*What you should do*
List every line in this data where the string "Strain" occurs.

*Records supplied*
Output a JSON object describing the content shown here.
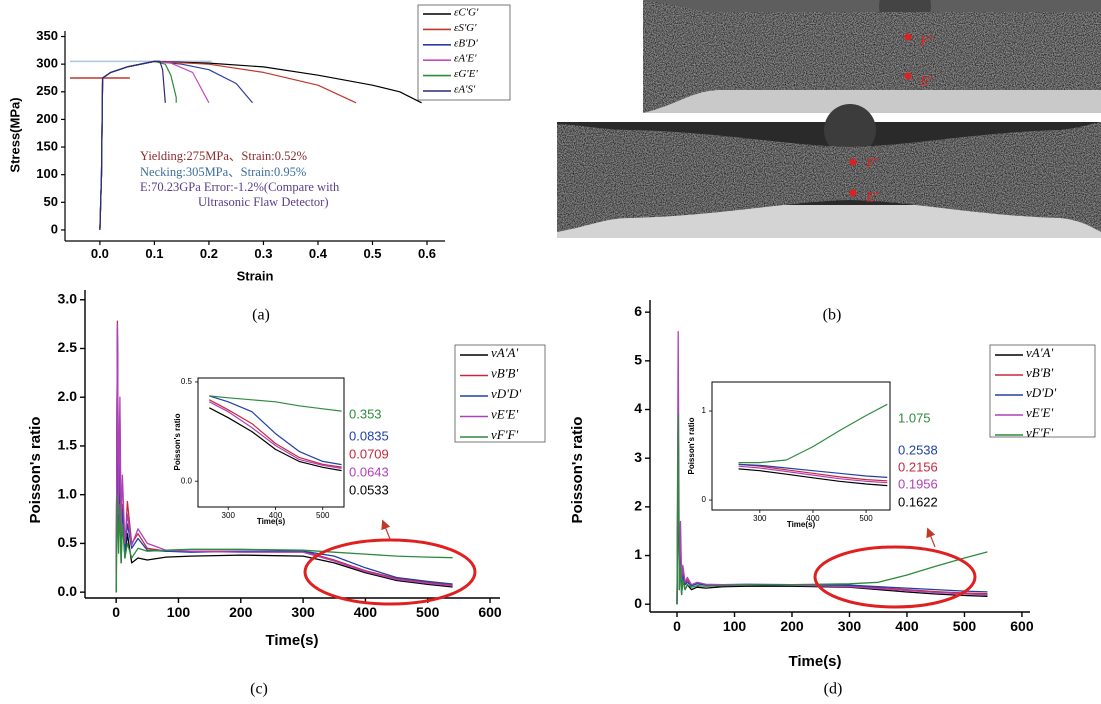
{
  "chart_data": [
    {
      "type": "line",
      "xlabel": "Strain",
      "ylabel": "Stress(MPa)",
      "xlim": [
        -0.064,
        0.633
      ],
      "ylim": [
        -20,
        360
      ],
      "xticks": [
        {
          "value": 0,
          "label": "0.0"
        },
        0.1,
        0.2,
        0.3,
        0.4,
        0.5,
        0.6
      ],
      "yticks": [
        0,
        50,
        100,
        150,
        200,
        250,
        300,
        350
      ],
      "legend": "right",
      "series": [
        {
          "name": "εC'G'",
          "color": "#000000",
          "x": [
            0,
            0.003,
            0.005,
            0.02,
            0.05,
            0.1,
            0.2,
            0.3,
            0.4,
            0.5,
            0.55,
            0.59
          ],
          "values": [
            0,
            100,
            275,
            285,
            295,
            305,
            302,
            295,
            280,
            262,
            250,
            230
          ]
        },
        {
          "name": "εS'G'",
          "color": "#c0392b",
          "x": [
            0,
            0.003,
            0.005,
            0.02,
            0.05,
            0.1,
            0.2,
            0.3,
            0.4,
            0.47
          ],
          "values": [
            0,
            100,
            275,
            285,
            295,
            305,
            300,
            285,
            262,
            230
          ]
        },
        {
          "name": "εB'D'",
          "color": "#2c3e9e",
          "x": [
            0,
            0.003,
            0.005,
            0.02,
            0.05,
            0.1,
            0.15,
            0.2,
            0.25,
            0.28
          ],
          "values": [
            0,
            100,
            275,
            285,
            295,
            305,
            300,
            290,
            265,
            230
          ]
        },
        {
          "name": "εA'E'",
          "color": "#c04cc0",
          "x": [
            0,
            0.003,
            0.005,
            0.02,
            0.05,
            0.1,
            0.13,
            0.17,
            0.2
          ],
          "values": [
            0,
            100,
            275,
            285,
            295,
            305,
            302,
            285,
            230
          ]
        },
        {
          "name": "εG'E'",
          "color": "#2e8b3e",
          "x": [
            0,
            0.003,
            0.005,
            0.02,
            0.05,
            0.1,
            0.12,
            0.13,
            0.14,
            0.14
          ],
          "values": [
            0,
            100,
            275,
            285,
            295,
            305,
            300,
            280,
            240,
            230
          ]
        },
        {
          "name": "εA'S'",
          "color": "#2a2a7a",
          "x": [
            0,
            0.003,
            0.005,
            0.02,
            0.05,
            0.1,
            0.11,
            0.115,
            0.12
          ],
          "values": [
            0,
            100,
            275,
            285,
            295,
            305,
            305,
            290,
            230
          ]
        }
      ],
      "reference_lines": [
        {
          "y": 305,
          "x": [
            -0.055,
            0.205
          ],
          "color": "#a8c8e0"
        },
        {
          "y": 275,
          "x": [
            -0.055,
            0.055
          ],
          "color": "#c0392b"
        }
      ],
      "annotations": [
        "Yielding:275MPa、Strain:0.52%",
        "Necking:305MPa、Strain:0.95%",
        "E:70.23GPa Error:-1.2%(Compare with",
        "Ultrasonic Flaw Detector)"
      ]
    },
    {
      "type": "line",
      "xlabel": "Time(s)",
      "ylabel": "Poisson's ratio",
      "xlim": [
        -50,
        616
      ],
      "ylim": [
        -0.06,
        3.1
      ],
      "xticks": [
        0,
        100,
        200,
        300,
        400,
        500,
        600
      ],
      "yticks": [
        {
          "value": 0,
          "label": "0.0"
        },
        0.5,
        {
          "value": 1,
          "label": "1.0"
        },
        1.5,
        {
          "value": 2,
          "label": "2.0"
        },
        2.5,
        {
          "value": 3,
          "label": "3.0"
        }
      ],
      "legend": "right",
      "x": [
        0,
        2,
        4,
        6,
        8,
        10,
        14,
        18,
        25,
        35,
        50,
        80,
        120,
        200,
        300,
        350,
        400,
        450,
        500,
        540
      ],
      "series": [
        {
          "name": "νA'A'",
          "color": "#000000",
          "values": [
            0,
            2.6,
            0.5,
            1.4,
            0.3,
            0.8,
            0.35,
            0.6,
            0.3,
            0.35,
            0.33,
            0.36,
            0.37,
            0.38,
            0.37,
            0.3,
            0.2,
            0.12,
            0.08,
            0.0533
          ]
        },
        {
          "name": "νB'B'",
          "color": "#c8283c",
          "values": [
            0,
            2.78,
            0.7,
            1.8,
            0.5,
            0.9,
            0.45,
            0.93,
            0.5,
            0.6,
            0.45,
            0.42,
            0.42,
            0.42,
            0.42,
            0.33,
            0.22,
            0.14,
            0.1,
            0.0709
          ]
        },
        {
          "name": "νD'D'",
          "color": "#2040a8",
          "values": [
            0,
            2.7,
            0.6,
            1.6,
            0.4,
            0.85,
            0.4,
            0.7,
            0.45,
            0.55,
            0.43,
            0.42,
            0.41,
            0.42,
            0.42,
            0.37,
            0.25,
            0.15,
            0.11,
            0.0835
          ]
        },
        {
          "name": "νE'E'",
          "color": "#b040b8",
          "values": [
            0,
            2.75,
            0.8,
            2.0,
            0.6,
            1.2,
            0.5,
            0.8,
            0.48,
            0.65,
            0.5,
            0.43,
            0.42,
            0.41,
            0.41,
            0.32,
            0.21,
            0.13,
            0.09,
            0.0643
          ]
        },
        {
          "name": "νF'F'",
          "color": "#2e8b3e",
          "values": [
            0,
            1.0,
            0.4,
            0.9,
            0.3,
            0.7,
            0.35,
            0.5,
            0.35,
            0.45,
            0.42,
            0.43,
            0.44,
            0.44,
            0.43,
            0.41,
            0.39,
            0.37,
            0.36,
            0.353
          ]
        }
      ],
      "inset": {
        "type": "line",
        "xlabel": "Time(s)",
        "ylabel": "Poisson's ratio",
        "xlim": [
          236,
          545
        ],
        "ylim": [
          -0.13,
          0.52
        ],
        "xticks": [
          300,
          400,
          500
        ],
        "yticks": [
          {
            "value": 0,
            "label": "0.0"
          },
          0.5
        ],
        "x": [
          260,
          300,
          350,
          400,
          450,
          500,
          540
        ],
        "series": [
          {
            "values": [
              0.37,
              0.32,
              0.25,
              0.16,
              0.1,
              0.07,
              0.0533
            ]
          },
          {
            "values": [
              0.41,
              0.36,
              0.29,
              0.19,
              0.12,
              0.085,
              0.0709
            ]
          },
          {
            "values": [
              0.43,
              0.4,
              0.35,
              0.24,
              0.15,
              0.1,
              0.0835
            ]
          },
          {
            "values": [
              0.4,
              0.35,
              0.27,
              0.18,
              0.11,
              0.08,
              0.0643
            ]
          },
          {
            "values": [
              0.43,
              0.42,
              0.41,
              0.4,
              0.38,
              0.365,
              0.353
            ]
          }
        ]
      }
    },
    {
      "type": "line",
      "xlabel": "Time(s)",
      "ylabel": "Poisson's ratio",
      "xlim": [
        -47,
        614
      ],
      "ylim": [
        -0.16,
        6.25
      ],
      "xticks": [
        0,
        100,
        200,
        300,
        400,
        500,
        600
      ],
      "yticks": [
        0,
        1,
        2,
        3,
        4,
        5,
        6
      ],
      "legend": "right",
      "x": [
        0,
        2,
        4,
        6,
        8,
        10,
        14,
        18,
        25,
        35,
        50,
        80,
        120,
        200,
        300,
        350,
        400,
        450,
        500,
        540
      ],
      "series": [
        {
          "name": "νA'A'",
          "color": "#000000",
          "values": [
            0,
            3.0,
            0.3,
            1.0,
            0.2,
            0.5,
            0.3,
            0.4,
            0.3,
            0.35,
            0.33,
            0.36,
            0.37,
            0.37,
            0.35,
            0.3,
            0.25,
            0.21,
            0.18,
            0.1622
          ]
        },
        {
          "name": "νB'B'",
          "color": "#c8283c",
          "values": [
            0,
            3.5,
            0.5,
            1.4,
            0.4,
            0.7,
            0.4,
            0.5,
            0.38,
            0.42,
            0.4,
            0.4,
            0.4,
            0.4,
            0.38,
            0.34,
            0.3,
            0.26,
            0.23,
            0.2156
          ]
        },
        {
          "name": "νD'D'",
          "color": "#2040a8",
          "values": [
            0,
            4.0,
            0.4,
            1.2,
            0.35,
            0.6,
            0.4,
            0.45,
            0.38,
            0.42,
            0.4,
            0.4,
            0.41,
            0.4,
            0.39,
            0.36,
            0.33,
            0.3,
            0.27,
            0.2538
          ]
        },
        {
          "name": "νE'E'",
          "color": "#b040b8",
          "values": [
            0,
            5.6,
            0.6,
            1.7,
            0.5,
            0.8,
            0.45,
            0.55,
            0.4,
            0.45,
            0.41,
            0.4,
            0.4,
            0.39,
            0.36,
            0.32,
            0.28,
            0.24,
            0.21,
            0.1956
          ]
        },
        {
          "name": "νF'F'",
          "color": "#2e8b3e",
          "values": [
            0,
            3.9,
            0.3,
            0.8,
            0.2,
            0.5,
            0.3,
            0.4,
            0.35,
            0.38,
            0.37,
            0.38,
            0.39,
            0.4,
            0.42,
            0.45,
            0.6,
            0.78,
            0.95,
            1.075
          ]
        }
      ],
      "inset": {
        "type": "line",
        "xlabel": "Time(s)",
        "ylabel": "Poisson's ratio",
        "xlim": [
          210,
          545
        ],
        "ylim": [
          -0.112,
          1.326
        ],
        "xticks": [
          300,
          400,
          500
        ],
        "yticks": [
          0,
          1
        ],
        "x": [
          260,
          300,
          350,
          400,
          450,
          500,
          540
        ],
        "series": [
          {
            "values": [
              0.35,
              0.33,
              0.29,
              0.25,
              0.21,
              0.18,
              0.1622
            ]
          },
          {
            "values": [
              0.4,
              0.38,
              0.34,
              0.3,
              0.26,
              0.23,
              0.2156
            ]
          },
          {
            "values": [
              0.4,
              0.39,
              0.36,
              0.33,
              0.3,
              0.27,
              0.2538
            ]
          },
          {
            "values": [
              0.38,
              0.36,
              0.32,
              0.28,
              0.24,
              0.21,
              0.1956
            ]
          },
          {
            "values": [
              0.42,
              0.42,
              0.45,
              0.6,
              0.78,
              0.95,
              1.075
            ]
          }
        ]
      }
    }
  ],
  "photo": {
    "markers": [
      [
        "F'",
        "E'"
      ],
      [
        "F'",
        "E'"
      ]
    ]
  },
  "panel_labels": [
    "(a)",
    "(b)",
    "(c)",
    "(d)"
  ]
}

*Output for this exercise*
      "xlabel": "Strain",
        "Yielding:275MPa、Strain:0.52%",
        "Necking:305MPa、Strain:0.95%",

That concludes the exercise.